Go through the listing and copy each line with the string "pattern".

• **LISTING**:
################

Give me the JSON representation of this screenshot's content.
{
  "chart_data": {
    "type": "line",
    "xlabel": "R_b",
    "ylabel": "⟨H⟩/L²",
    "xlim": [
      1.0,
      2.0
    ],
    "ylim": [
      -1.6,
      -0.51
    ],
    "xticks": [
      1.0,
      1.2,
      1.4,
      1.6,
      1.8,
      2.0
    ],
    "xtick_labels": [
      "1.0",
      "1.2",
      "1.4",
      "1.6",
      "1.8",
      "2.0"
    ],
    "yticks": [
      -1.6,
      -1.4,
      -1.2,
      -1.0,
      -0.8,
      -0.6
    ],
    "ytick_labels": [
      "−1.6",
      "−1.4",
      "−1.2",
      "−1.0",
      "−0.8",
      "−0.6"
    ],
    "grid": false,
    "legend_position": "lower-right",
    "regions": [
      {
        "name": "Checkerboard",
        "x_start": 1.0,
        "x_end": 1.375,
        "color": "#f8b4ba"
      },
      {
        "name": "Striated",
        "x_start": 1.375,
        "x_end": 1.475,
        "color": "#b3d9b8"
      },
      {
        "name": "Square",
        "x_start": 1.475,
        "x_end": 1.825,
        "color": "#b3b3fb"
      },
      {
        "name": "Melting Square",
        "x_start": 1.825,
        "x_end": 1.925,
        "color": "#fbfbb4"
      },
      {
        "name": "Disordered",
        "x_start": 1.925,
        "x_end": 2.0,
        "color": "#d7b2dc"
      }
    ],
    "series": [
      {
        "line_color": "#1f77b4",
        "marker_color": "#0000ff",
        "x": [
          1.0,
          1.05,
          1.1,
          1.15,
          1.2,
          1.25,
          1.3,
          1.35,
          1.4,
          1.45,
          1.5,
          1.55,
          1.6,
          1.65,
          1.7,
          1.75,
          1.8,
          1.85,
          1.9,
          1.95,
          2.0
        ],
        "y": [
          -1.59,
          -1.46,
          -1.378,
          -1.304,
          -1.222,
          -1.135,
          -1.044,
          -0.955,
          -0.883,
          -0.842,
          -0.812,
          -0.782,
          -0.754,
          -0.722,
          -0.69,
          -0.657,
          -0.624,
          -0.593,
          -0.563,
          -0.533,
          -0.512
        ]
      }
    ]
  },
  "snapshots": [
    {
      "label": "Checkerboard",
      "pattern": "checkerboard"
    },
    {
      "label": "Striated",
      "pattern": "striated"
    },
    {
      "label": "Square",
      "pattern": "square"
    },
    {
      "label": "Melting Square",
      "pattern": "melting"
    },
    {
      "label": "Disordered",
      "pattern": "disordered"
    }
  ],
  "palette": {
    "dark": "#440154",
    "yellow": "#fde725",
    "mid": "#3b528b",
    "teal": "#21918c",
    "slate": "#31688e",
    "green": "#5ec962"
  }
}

################

• **RESULT**:
      "pattern": "checkerboard"
      "pattern": "striated"
      "pattern": "square"
      "pattern": "melting"
      "pattern": "disordered"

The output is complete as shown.